Without changing a character, return the entries, but not the images they hold.
***** STORED DATA *****
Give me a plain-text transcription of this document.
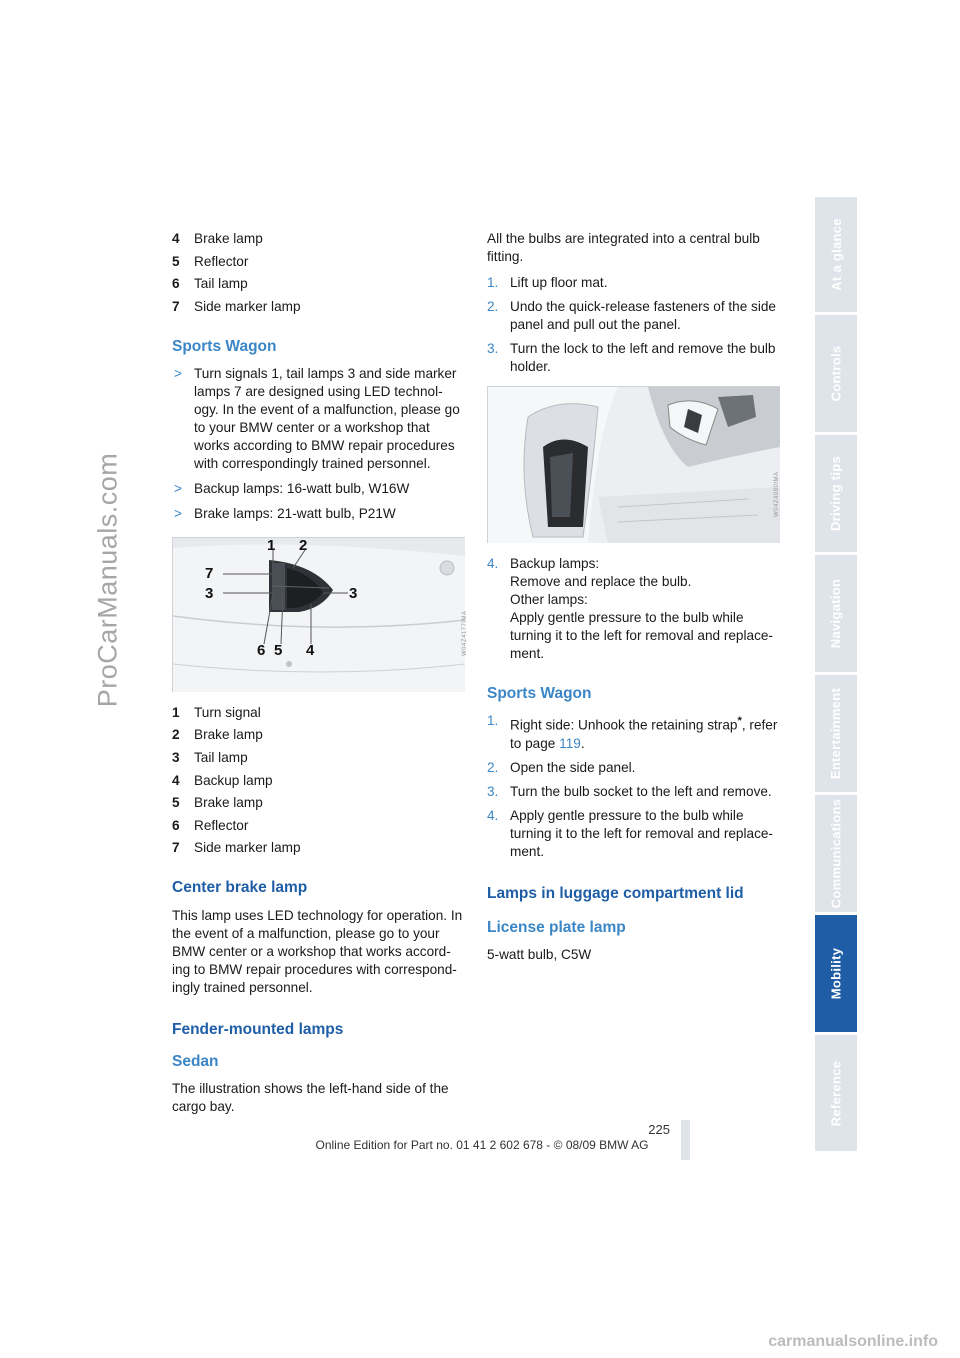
ProCarManuals.com
4	Brake lamp
5	Reflector
6	Tail lamp
7	Side marker lamp
Sports Wagon
> Turn signals 1, tail lamps 3 and side marker lamps 7 are designed using LED technol-ogy. In the event of a malfunction, please go to your BMW center or a workshop that works according to BMW repair procedures with correspondingly trained personnel.
> Backup lamps: 16-watt bulb, W16W
> Brake lamps: 21-watt bulb, P21W
1 2
7
3	3
6 5 4	W04Z4177IMA
1	Turn signal
2	Brake lamp
3	Tail lamp
4	Backup lamp
5	Brake lamp
6	Reflector
7	Side marker lamp
Center brake lamp

This lamp uses LED technology for operation. In the event of a malfunction, please go to your BMW center or a workshop that works accord-ing to BMW repair procedures with correspond-ingly trained personnel.

Fender-mounted lamps
Sedan

The illustration shows the left-hand side of the cargo bay.

All the bulbs are integrated into a central bulb fitting.

1. Lift up floor mat.
2. Undo the quick-release fasteners of the side panel and pull out the panel.
3. Turn the lock to the left and remove the bulb holder.
W04Z4080IMA
4. Backup lamps:
Remove and replace the bulb.
Other lamps:
Apply gentle pressure to the bulb while turning it to the left for removal and replace-ment.
Sports Wagon
1. Right side: Unhook the retaining strap*, refer to page 119.
2. Open the side panel.
3. Turn the bulb socket to the left and remove.
4. Apply gentle pressure to the bulb while turning it to the left for removal and replace-ment.
Lamps in luggage compartment lid
License plate lamp

5-watt bulb, C5W

At a glance
Controls
Driving tips
Navigation
Entertainment
Communications
Mobility
Reference
225
Online Edition for Part no. 01 41 2 602 678 - © 08/09 BMW AG
carmanualsonline.info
*****
◆ **EXPECTED ANSWER**:
Give me a plain-text transcription of this document.
ProCarManuals.com
4	Brake lamp
5	Reflector
6	Tail lamp
7	Side marker lamp
Sports Wagon
> Turn signals 1, tail lamps 3 and side marker lamps 7 are designed using LED technol-ogy. In the event of a malfunction, please go to your BMW center or a workshop that works according to BMW repair procedures with correspondingly trained personnel.
> Backup lamps: 16-watt bulb, W16W
> Brake lamps: 21-watt bulb, P21W
1 2
7
3	3
6 5 4	W04Z4177IMA
1	Turn signal
2	Brake lamp
3	Tail lamp
4	Backup lamp
5	Brake lamp
6	Reflector
7	Side marker lamp
Center brake lamp

This lamp uses LED technology for operation. In the event of a malfunction, please go to your BMW center or a workshop that works accord-ing to BMW repair procedures with correspond-ingly trained personnel.

Fender-mounted lamps
Sedan

The illustration shows the left-hand side of the cargo bay.

All the bulbs are integrated into a central bulb fitting.

1. Lift up floor mat.
2. Undo the quick-release fasteners of the side panel and pull out the panel.
3. Turn the lock to the left and remove the bulb holder.
W04Z4080IMA
4. Backup lamps:
Remove and replace the bulb.
Other lamps:
Apply gentle pressure to the bulb while turning it to the left for removal and replace-ment.
Sports Wagon
1. Right side: Unhook the retaining strap*, refer to page 119.
2. Open the side panel.
3. Turn the bulb socket to the left and remove.
4. Apply gentle pressure to the bulb while turning it to the left for removal and replace-ment.
Lamps in luggage compartment lid
License plate lamp

5-watt bulb, C5W

At a glance
Controls
Driving tips
Navigation
Entertainment
Communications
Mobility
Reference
225
Online Edition for Part no. 01 41 2 602 678 - © 08/09 BMW AG
carmanualsonline.info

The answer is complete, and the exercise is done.